WRITTEN TASK:
Extract every record, exactly as written, and ignore the pictures.

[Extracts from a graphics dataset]
## begin
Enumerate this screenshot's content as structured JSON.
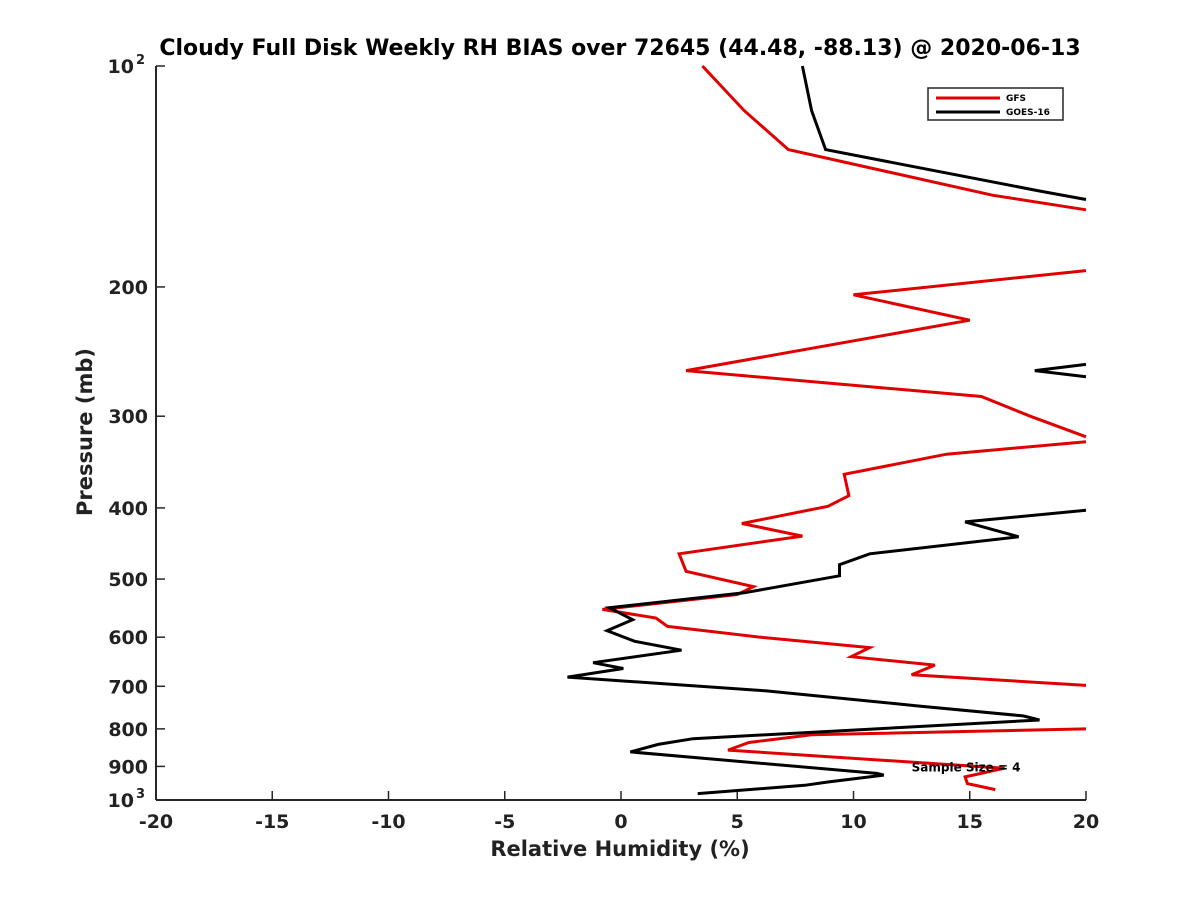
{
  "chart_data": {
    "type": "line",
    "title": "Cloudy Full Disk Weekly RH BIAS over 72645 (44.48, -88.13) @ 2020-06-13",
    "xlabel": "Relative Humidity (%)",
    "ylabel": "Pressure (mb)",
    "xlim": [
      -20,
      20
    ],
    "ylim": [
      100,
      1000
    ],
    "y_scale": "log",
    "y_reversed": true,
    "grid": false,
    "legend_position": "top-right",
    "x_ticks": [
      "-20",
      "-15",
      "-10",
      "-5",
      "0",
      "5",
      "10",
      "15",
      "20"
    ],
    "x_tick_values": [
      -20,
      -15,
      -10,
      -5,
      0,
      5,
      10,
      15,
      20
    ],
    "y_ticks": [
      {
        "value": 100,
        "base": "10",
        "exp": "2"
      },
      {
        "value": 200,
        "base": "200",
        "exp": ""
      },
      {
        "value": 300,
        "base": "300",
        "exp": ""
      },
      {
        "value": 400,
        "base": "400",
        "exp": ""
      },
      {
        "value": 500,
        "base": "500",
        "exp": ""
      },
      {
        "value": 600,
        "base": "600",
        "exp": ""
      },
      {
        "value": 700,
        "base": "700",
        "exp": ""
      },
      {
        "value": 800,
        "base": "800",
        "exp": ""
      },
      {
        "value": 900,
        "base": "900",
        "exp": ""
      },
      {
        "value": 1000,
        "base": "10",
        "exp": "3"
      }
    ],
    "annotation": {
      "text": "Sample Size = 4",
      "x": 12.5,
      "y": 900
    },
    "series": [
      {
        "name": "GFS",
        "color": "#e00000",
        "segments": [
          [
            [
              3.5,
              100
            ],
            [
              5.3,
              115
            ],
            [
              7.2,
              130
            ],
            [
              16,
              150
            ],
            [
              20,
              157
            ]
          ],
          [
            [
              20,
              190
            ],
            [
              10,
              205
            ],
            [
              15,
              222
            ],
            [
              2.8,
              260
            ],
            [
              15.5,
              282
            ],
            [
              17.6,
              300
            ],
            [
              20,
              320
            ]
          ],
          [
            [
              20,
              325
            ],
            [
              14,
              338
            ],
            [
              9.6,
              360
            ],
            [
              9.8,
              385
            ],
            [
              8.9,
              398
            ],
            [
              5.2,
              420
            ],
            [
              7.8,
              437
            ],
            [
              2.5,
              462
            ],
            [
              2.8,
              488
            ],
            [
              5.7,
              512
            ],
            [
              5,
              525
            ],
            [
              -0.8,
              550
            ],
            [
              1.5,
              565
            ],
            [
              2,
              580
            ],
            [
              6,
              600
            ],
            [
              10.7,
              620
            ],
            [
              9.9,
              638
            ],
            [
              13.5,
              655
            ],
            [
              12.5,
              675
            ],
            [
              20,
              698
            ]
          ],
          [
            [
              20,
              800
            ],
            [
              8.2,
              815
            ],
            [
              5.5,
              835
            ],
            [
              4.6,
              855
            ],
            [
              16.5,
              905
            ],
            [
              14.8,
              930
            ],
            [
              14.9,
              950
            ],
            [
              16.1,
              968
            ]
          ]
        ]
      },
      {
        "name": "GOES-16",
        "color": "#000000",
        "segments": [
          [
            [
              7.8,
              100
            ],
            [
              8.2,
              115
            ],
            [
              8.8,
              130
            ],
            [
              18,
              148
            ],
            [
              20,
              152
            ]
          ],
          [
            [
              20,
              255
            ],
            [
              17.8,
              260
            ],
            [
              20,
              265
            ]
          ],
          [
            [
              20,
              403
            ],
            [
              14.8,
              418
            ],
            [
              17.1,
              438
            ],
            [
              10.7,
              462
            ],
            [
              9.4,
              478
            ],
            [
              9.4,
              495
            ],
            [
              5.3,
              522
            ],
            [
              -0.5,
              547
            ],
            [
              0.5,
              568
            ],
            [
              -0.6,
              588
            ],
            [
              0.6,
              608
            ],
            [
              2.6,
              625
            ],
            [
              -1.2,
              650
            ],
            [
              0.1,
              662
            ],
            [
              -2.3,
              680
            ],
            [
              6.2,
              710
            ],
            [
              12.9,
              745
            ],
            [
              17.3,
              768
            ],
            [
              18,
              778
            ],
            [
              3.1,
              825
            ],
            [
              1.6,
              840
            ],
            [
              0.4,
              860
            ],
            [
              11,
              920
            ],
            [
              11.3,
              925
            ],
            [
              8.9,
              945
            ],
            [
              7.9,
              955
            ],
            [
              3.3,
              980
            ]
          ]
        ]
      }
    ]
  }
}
## end
SOLUTION BELOW:
Enumerate this screenshot's content as structured JSON.
{
  "chart_data": {
    "type": "line",
    "title": "Cloudy Full Disk Weekly RH BIAS over 72645 (44.48, -88.13) @ 2020-06-13",
    "xlabel": "Relative Humidity (%)",
    "ylabel": "Pressure (mb)",
    "xlim": [
      -20,
      20
    ],
    "ylim": [
      100,
      1000
    ],
    "y_scale": "log",
    "y_reversed": true,
    "grid": false,
    "legend_position": "top-right",
    "x_ticks": [
      "-20",
      "-15",
      "-10",
      "-5",
      "0",
      "5",
      "10",
      "15",
      "20"
    ],
    "x_tick_values": [
      -20,
      -15,
      -10,
      -5,
      0,
      5,
      10,
      15,
      20
    ],
    "y_ticks": [
      {
        "value": 100,
        "base": "10",
        "exp": "2"
      },
      {
        "value": 200,
        "base": "200",
        "exp": ""
      },
      {
        "value": 300,
        "base": "300",
        "exp": ""
      },
      {
        "value": 400,
        "base": "400",
        "exp": ""
      },
      {
        "value": 500,
        "base": "500",
        "exp": ""
      },
      {
        "value": 600,
        "base": "600",
        "exp": ""
      },
      {
        "value": 700,
        "base": "700",
        "exp": ""
      },
      {
        "value": 800,
        "base": "800",
        "exp": ""
      },
      {
        "value": 900,
        "base": "900",
        "exp": ""
      },
      {
        "value": 1000,
        "base": "10",
        "exp": "3"
      }
    ],
    "annotation": {
      "text": "Sample Size = 4",
      "x": 12.5,
      "y": 900
    },
    "series": [
      {
        "name": "GFS",
        "color": "#e00000",
        "segments": [
          [
            [
              3.5,
              100
            ],
            [
              5.3,
              115
            ],
            [
              7.2,
              130
            ],
            [
              16,
              150
            ],
            [
              20,
              157
            ]
          ],
          [
            [
              20,
              190
            ],
            [
              10,
              205
            ],
            [
              15,
              222
            ],
            [
              2.8,
              260
            ],
            [
              15.5,
              282
            ],
            [
              17.6,
              300
            ],
            [
              20,
              320
            ]
          ],
          [
            [
              20,
              325
            ],
            [
              14,
              338
            ],
            [
              9.6,
              360
            ],
            [
              9.8,
              385
            ],
            [
              8.9,
              398
            ],
            [
              5.2,
              420
            ],
            [
              7.8,
              437
            ],
            [
              2.5,
              462
            ],
            [
              2.8,
              488
            ],
            [
              5.7,
              512
            ],
            [
              5,
              525
            ],
            [
              -0.8,
              550
            ],
            [
              1.5,
              565
            ],
            [
              2,
              580
            ],
            [
              6,
              600
            ],
            [
              10.7,
              620
            ],
            [
              9.9,
              638
            ],
            [
              13.5,
              655
            ],
            [
              12.5,
              675
            ],
            [
              20,
              698
            ]
          ],
          [
            [
              20,
              800
            ],
            [
              8.2,
              815
            ],
            [
              5.5,
              835
            ],
            [
              4.6,
              855
            ],
            [
              16.5,
              905
            ],
            [
              14.8,
              930
            ],
            [
              14.9,
              950
            ],
            [
              16.1,
              968
            ]
          ]
        ]
      },
      {
        "name": "GOES-16",
        "color": "#000000",
        "segments": [
          [
            [
              7.8,
              100
            ],
            [
              8.2,
              115
            ],
            [
              8.8,
              130
            ],
            [
              18,
              148
            ],
            [
              20,
              152
            ]
          ],
          [
            [
              20,
              255
            ],
            [
              17.8,
              260
            ],
            [
              20,
              265
            ]
          ],
          [
            [
              20,
              403
            ],
            [
              14.8,
              418
            ],
            [
              17.1,
              438
            ],
            [
              10.7,
              462
            ],
            [
              9.4,
              478
            ],
            [
              9.4,
              495
            ],
            [
              5.3,
              522
            ],
            [
              -0.5,
              547
            ],
            [
              0.5,
              568
            ],
            [
              -0.6,
              588
            ],
            [
              0.6,
              608
            ],
            [
              2.6,
              625
            ],
            [
              -1.2,
              650
            ],
            [
              0.1,
              662
            ],
            [
              -2.3,
              680
            ],
            [
              6.2,
              710
            ],
            [
              12.9,
              745
            ],
            [
              17.3,
              768
            ],
            [
              18,
              778
            ],
            [
              3.1,
              825
            ],
            [
              1.6,
              840
            ],
            [
              0.4,
              860
            ],
            [
              11,
              920
            ],
            [
              11.3,
              925
            ],
            [
              8.9,
              945
            ],
            [
              7.9,
              955
            ],
            [
              3.3,
              980
            ]
          ]
        ]
      }
    ]
  }
}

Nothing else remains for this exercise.